Brief: Extract each line of the data below exactly as written.

Dataset excerpts:
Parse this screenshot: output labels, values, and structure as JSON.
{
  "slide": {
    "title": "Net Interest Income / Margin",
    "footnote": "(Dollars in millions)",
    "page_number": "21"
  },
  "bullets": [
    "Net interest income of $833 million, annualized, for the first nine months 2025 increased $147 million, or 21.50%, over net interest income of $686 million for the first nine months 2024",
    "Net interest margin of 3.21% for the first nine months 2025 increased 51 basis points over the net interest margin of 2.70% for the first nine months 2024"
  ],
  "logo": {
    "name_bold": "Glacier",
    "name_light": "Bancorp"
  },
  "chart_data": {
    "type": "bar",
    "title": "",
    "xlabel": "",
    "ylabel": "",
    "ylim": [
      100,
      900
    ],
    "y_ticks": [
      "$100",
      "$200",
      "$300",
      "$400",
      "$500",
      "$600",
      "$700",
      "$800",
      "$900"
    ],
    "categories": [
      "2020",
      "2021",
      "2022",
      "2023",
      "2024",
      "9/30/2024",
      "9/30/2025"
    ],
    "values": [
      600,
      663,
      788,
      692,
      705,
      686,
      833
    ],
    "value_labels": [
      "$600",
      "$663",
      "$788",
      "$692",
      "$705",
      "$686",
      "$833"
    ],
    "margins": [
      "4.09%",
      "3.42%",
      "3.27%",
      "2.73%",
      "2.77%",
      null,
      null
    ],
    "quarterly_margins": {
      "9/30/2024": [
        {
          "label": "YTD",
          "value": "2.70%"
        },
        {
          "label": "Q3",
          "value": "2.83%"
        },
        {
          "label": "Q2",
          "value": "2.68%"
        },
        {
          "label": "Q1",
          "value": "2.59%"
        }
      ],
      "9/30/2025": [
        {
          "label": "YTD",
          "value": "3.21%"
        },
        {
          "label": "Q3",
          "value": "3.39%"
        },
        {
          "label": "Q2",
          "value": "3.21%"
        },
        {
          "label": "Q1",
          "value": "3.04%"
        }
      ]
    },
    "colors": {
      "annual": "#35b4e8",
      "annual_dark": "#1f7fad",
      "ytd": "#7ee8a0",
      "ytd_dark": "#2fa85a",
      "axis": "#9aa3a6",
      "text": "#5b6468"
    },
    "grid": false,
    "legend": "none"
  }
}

Exercise answer:
Parse this screenshot: output labels, values, and structure as JSON.
{
  "slide": {
    "title": "Net Interest Income / Margin",
    "footnote": "(Dollars in millions)",
    "page_number": "21"
  },
  "bullets": [
    "Net interest income of $833 million, annualized, for the first nine months 2025 increased $147 million, or 21.50%, over net interest income of $686 million for the first nine months 2024",
    "Net interest margin of 3.21% for the first nine months 2025 increased 51 basis points over the net interest margin of 2.70% for the first nine months 2024"
  ],
  "logo": {
    "name_bold": "Glacier",
    "name_light": "Bancorp"
  },
  "chart_data": {
    "type": "bar",
    "title": "",
    "xlabel": "",
    "ylabel": "",
    "ylim": [
      100,
      900
    ],
    "y_ticks": [
      "$100",
      "$200",
      "$300",
      "$400",
      "$500",
      "$600",
      "$700",
      "$800",
      "$900"
    ],
    "categories": [
      "2020",
      "2021",
      "2022",
      "2023",
      "2024",
      "9/30/2024",
      "9/30/2025"
    ],
    "values": [
      600,
      663,
      788,
      692,
      705,
      686,
      833
    ],
    "value_labels": [
      "$600",
      "$663",
      "$788",
      "$692",
      "$705",
      "$686",
      "$833"
    ],
    "margins": [
      "4.09%",
      "3.42%",
      "3.27%",
      "2.73%",
      "2.77%",
      null,
      null
    ],
    "quarterly_margins": {
      "9/30/2024": [
        {
          "label": "YTD",
          "value": "2.70%"
        },
        {
          "label": "Q3",
          "value": "2.83%"
        },
        {
          "label": "Q2",
          "value": "2.68%"
        },
        {
          "label": "Q1",
          "value": "2.59%"
        }
      ],
      "9/30/2025": [
        {
          "label": "YTD",
          "value": "3.21%"
        },
        {
          "label": "Q3",
          "value": "3.39%"
        },
        {
          "label": "Q2",
          "value": "3.21%"
        },
        {
          "label": "Q1",
          "value": "3.04%"
        }
      ]
    },
    "colors": {
      "annual": "#35b4e8",
      "annual_dark": "#1f7fad",
      "ytd": "#7ee8a0",
      "ytd_dark": "#2fa85a",
      "axis": "#9aa3a6",
      "text": "#5b6468"
    },
    "grid": false,
    "legend": "none"
  }
}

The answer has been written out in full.